==== DATA TO PROCESS ====
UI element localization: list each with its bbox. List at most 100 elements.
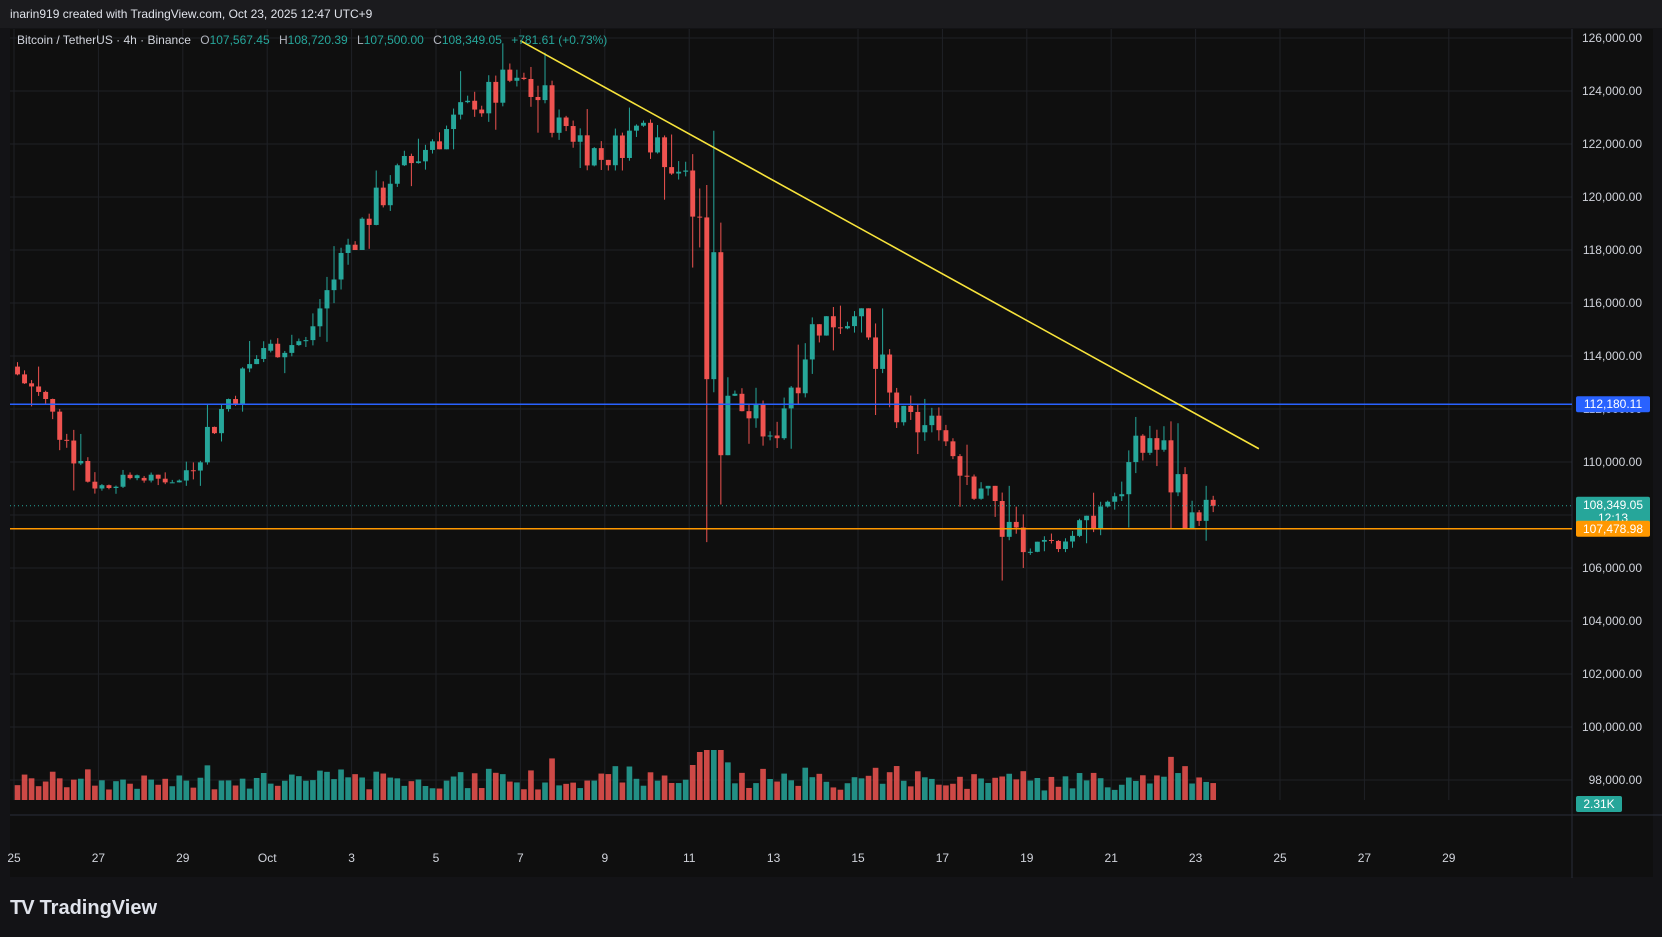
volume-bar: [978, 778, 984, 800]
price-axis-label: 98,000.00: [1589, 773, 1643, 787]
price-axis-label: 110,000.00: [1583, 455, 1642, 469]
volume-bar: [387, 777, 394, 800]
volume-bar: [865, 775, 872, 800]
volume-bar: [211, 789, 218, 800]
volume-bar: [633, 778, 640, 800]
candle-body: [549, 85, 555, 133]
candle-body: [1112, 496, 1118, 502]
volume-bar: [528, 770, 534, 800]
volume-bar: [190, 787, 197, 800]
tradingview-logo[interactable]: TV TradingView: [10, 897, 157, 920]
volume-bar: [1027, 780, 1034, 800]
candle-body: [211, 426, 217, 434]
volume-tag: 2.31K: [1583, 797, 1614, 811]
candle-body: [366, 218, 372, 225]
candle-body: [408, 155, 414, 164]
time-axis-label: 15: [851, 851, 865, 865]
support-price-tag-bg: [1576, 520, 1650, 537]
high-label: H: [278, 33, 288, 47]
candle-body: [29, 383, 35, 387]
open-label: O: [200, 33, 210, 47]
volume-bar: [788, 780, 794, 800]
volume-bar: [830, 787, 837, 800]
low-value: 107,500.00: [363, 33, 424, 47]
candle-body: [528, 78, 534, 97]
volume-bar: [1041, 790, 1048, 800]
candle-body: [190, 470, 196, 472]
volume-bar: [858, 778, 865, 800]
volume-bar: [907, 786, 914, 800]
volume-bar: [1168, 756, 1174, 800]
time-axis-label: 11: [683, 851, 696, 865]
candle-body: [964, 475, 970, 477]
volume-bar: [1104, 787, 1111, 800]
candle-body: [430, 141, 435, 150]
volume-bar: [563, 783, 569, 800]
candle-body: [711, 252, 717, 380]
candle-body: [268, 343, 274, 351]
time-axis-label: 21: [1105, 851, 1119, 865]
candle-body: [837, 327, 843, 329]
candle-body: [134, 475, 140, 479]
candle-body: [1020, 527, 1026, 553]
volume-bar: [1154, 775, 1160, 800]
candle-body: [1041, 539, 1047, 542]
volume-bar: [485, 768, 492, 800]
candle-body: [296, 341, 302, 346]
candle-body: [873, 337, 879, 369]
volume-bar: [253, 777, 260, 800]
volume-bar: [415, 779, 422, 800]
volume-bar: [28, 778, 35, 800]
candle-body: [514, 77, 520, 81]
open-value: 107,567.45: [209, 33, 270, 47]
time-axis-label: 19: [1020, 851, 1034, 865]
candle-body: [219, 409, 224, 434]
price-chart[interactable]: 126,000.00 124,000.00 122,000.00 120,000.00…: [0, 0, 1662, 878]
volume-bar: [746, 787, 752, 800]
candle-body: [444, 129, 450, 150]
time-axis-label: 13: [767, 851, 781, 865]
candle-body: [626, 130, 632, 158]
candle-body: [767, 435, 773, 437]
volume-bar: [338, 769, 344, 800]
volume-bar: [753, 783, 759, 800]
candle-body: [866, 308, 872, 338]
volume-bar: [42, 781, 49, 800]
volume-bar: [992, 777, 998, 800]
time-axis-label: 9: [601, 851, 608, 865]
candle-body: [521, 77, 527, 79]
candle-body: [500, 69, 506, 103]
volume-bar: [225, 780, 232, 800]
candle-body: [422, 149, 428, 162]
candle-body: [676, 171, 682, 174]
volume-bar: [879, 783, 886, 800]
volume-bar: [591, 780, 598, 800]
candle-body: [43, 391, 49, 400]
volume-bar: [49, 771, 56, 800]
====
WHAT YOU NEED TO DO:
Turn these lines into a JSON list of strings, one string per line, skipping blank lines and leaving out the picture.

ANSWER FOR THE TASK:
[
  "UI element localization: list each with its bbox. List at most 100 elements.",
  "volume-bar: [978, 778, 984, 800]",
  "price-axis-label: 98,000.00: [1589, 773, 1643, 787]",
  "price-axis-label: 110,000.00: [1583, 455, 1642, 469]",
  "volume-bar: [387, 777, 394, 800]",
  "volume-bar: [865, 775, 872, 800]",
  "volume-bar: [211, 789, 218, 800]",
  "volume-bar: [633, 778, 640, 800]",
  "candle-body: [549, 85, 555, 133]",
  "candle-body: [1112, 496, 1118, 502]",
  "volume-bar: [528, 770, 534, 800]",
  "volume-bar: [190, 787, 197, 800]",
  "tradingview-logo[interactable]: TV TradingView: [10, 897, 157, 920]",
  "volume-bar: [1027, 780, 1034, 800]",
  "candle-body: [211, 426, 217, 434]",
  "volume-tag: 2.31K: [1583, 797, 1614, 811]",
  "candle-body: [366, 218, 372, 225]",
  "candle-body: [408, 155, 414, 164]",
  "time-axis-label: 15: [851, 851, 865, 865]",
  "support-price-tag-bg: [1576, 520, 1650, 537]",
  "high-label: H: [278, 33, 288, 47]",
  "candle-body: [29, 383, 35, 387]",
  "open-label: O: [200, 33, 210, 47]",
  "volume-bar: [788, 780, 794, 800]",
  "volume-bar: [830, 787, 837, 800]",
  "low-value: 107,500.00: [363, 33, 424, 47]",
  "candle-body: [528, 78, 534, 97]",
  "volume-bar: [1041, 790, 1048, 800]",
  "candle-body: [190, 470, 196, 472]",
  "volume-bar: [858, 778, 865, 800]",
  "volume-bar: [907, 786, 914, 800]",
  "volume-bar: [1168, 756, 1174, 800]",
  "time-axis-label: 11: [683, 851, 696, 865]",
  "candle-body: [964, 475, 970, 477]",
  "volume-bar: [1104, 787, 1111, 800]",
  "candle-body: [430, 141, 435, 150]",
  "volume-bar: [563, 783, 569, 800]",
  "candle-body: [711, 252, 717, 380]",
  "candle-body: [268, 343, 274, 351]",
  "time-axis-label: 21: [1105, 851, 1119, 865]",
  "candle-body: [837, 327, 843, 329]",
  "candle-body: [134, 475, 140, 479]",
  "candle-body: [1020, 527, 1026, 553]",
  "volume-bar: [1154, 775, 1160, 800]",
  "candle-body: [1041, 539, 1047, 542]",
  "volume-bar: [485, 768, 492, 800]",
  "candle-body: [296, 341, 302, 346]",
  "candle-body: [873, 337, 879, 369]",
  "volume-bar: [253, 777, 260, 800]",
  "volume-bar: [415, 779, 422, 800]",
  "volume-bar: [28, 778, 35, 800]",
  "candle-body: [514, 77, 520, 81]",
  "open-value: 107,567.45: [209, 33, 270, 47]",
  "time-axis-label: 19: [1020, 851, 1034, 865]",
  "candle-body: [219, 409, 224, 434]",
  "price-chart[interactable]: 126,000.00 124,000.00 122,000.00 120,000.00…: [0, 0, 1662, 878]",
  "volume-bar: [746, 787, 752, 800]",
  "candle-body: [444, 129, 450, 150]",
  "time-axis-label: 13: [767, 851, 781, 865]",
  "candle-body: [626, 130, 632, 158]",
  "candle-body: [767, 435, 773, 437]",
  "volume-bar: [338, 769, 344, 800]",
  "volume-bar: [753, 783, 759, 800]",
  "candle-body: [866, 308, 872, 338]",
  "volume-bar: [42, 781, 49, 800]",
  "volume-bar: [992, 777, 998, 800]",
  "time-axis-label: 9: [601, 851, 608, 865]",
  "candle-body: [521, 77, 527, 79]",
  "candle-body: [500, 69, 506, 103]",
  "volume-bar: [225, 780, 232, 800]",
  "candle-body: [422, 149, 428, 162]",
  "candle-body: [676, 171, 682, 174]",
  "volume-bar: [879, 783, 886, 800]",
  "volume-bar: [591, 780, 598, 800]",
  "candle-body: [43, 391, 49, 400]",
  "volume-bar: [49, 771, 56, 800]"
]